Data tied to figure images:
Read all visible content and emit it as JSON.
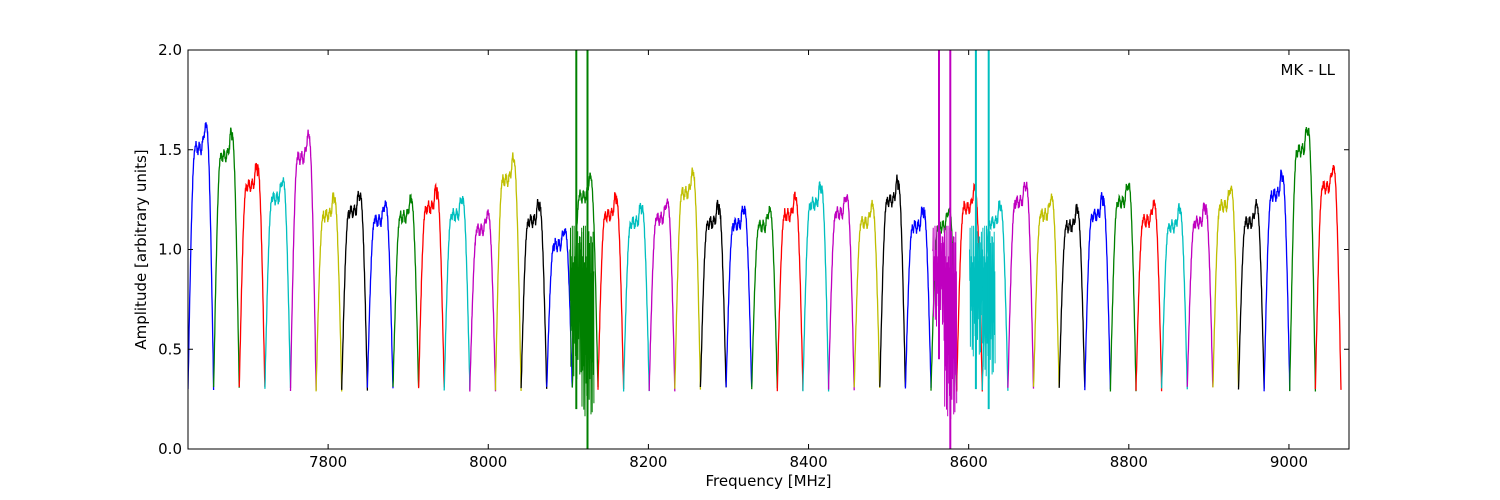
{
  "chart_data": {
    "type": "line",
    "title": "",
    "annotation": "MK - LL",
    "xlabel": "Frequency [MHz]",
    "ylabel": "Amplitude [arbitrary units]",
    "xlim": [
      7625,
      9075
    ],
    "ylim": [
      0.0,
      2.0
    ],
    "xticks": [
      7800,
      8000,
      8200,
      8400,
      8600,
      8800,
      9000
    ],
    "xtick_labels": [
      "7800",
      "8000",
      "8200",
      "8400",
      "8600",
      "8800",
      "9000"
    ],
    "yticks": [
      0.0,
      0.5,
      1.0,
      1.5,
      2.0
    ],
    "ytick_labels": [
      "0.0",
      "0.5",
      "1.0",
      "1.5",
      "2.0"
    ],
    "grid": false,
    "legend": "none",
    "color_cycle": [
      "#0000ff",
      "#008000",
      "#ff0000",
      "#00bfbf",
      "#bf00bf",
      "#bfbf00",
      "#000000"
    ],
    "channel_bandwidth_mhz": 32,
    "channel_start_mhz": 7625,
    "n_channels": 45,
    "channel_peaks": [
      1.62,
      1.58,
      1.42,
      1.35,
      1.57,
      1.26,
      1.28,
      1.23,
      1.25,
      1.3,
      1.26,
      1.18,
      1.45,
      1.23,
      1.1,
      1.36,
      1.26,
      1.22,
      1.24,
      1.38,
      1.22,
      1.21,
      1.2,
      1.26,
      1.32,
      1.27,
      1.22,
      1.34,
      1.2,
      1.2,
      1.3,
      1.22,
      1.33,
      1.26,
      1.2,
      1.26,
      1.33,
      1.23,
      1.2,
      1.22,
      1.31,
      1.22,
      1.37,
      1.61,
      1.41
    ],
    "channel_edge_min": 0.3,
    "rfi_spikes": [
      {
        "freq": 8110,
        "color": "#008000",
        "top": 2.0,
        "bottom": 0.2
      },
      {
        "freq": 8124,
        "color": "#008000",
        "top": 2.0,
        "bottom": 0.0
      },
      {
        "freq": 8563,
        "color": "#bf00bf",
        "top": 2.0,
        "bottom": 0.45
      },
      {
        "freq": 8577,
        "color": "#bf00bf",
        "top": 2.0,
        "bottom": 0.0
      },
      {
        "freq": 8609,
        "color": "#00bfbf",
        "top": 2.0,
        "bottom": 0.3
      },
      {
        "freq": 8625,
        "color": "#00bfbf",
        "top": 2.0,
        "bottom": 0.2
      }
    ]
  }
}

## Exercise
Each line of the material must be retyped exactly, except that images are omitted.

## Output of the task
Read all visible content and emit it as JSON.
{
  "chart_data": {
    "type": "line",
    "title": "",
    "annotation": "MK - LL",
    "xlabel": "Frequency [MHz]",
    "ylabel": "Amplitude [arbitrary units]",
    "xlim": [
      7625,
      9075
    ],
    "ylim": [
      0.0,
      2.0
    ],
    "xticks": [
      7800,
      8000,
      8200,
      8400,
      8600,
      8800,
      9000
    ],
    "xtick_labels": [
      "7800",
      "8000",
      "8200",
      "8400",
      "8600",
      "8800",
      "9000"
    ],
    "yticks": [
      0.0,
      0.5,
      1.0,
      1.5,
      2.0
    ],
    "ytick_labels": [
      "0.0",
      "0.5",
      "1.0",
      "1.5",
      "2.0"
    ],
    "grid": false,
    "legend": "none",
    "color_cycle": [
      "#0000ff",
      "#008000",
      "#ff0000",
      "#00bfbf",
      "#bf00bf",
      "#bfbf00",
      "#000000"
    ],
    "channel_bandwidth_mhz": 32,
    "channel_start_mhz": 7625,
    "n_channels": 45,
    "channel_peaks": [
      1.62,
      1.58,
      1.42,
      1.35,
      1.57,
      1.26,
      1.28,
      1.23,
      1.25,
      1.3,
      1.26,
      1.18,
      1.45,
      1.23,
      1.1,
      1.36,
      1.26,
      1.22,
      1.24,
      1.38,
      1.22,
      1.21,
      1.2,
      1.26,
      1.32,
      1.27,
      1.22,
      1.34,
      1.2,
      1.2,
      1.3,
      1.22,
      1.33,
      1.26,
      1.2,
      1.26,
      1.33,
      1.23,
      1.2,
      1.22,
      1.31,
      1.22,
      1.37,
      1.61,
      1.41
    ],
    "channel_edge_min": 0.3,
    "rfi_spikes": [
      {
        "freq": 8110,
        "color": "#008000",
        "top": 2.0,
        "bottom": 0.2
      },
      {
        "freq": 8124,
        "color": "#008000",
        "top": 2.0,
        "bottom": 0.0
      },
      {
        "freq": 8563,
        "color": "#bf00bf",
        "top": 2.0,
        "bottom": 0.45
      },
      {
        "freq": 8577,
        "color": "#bf00bf",
        "top": 2.0,
        "bottom": 0.0
      },
      {
        "freq": 8609,
        "color": "#00bfbf",
        "top": 2.0,
        "bottom": 0.3
      },
      {
        "freq": 8625,
        "color": "#00bfbf",
        "top": 2.0,
        "bottom": 0.2
      }
    ]
  }
}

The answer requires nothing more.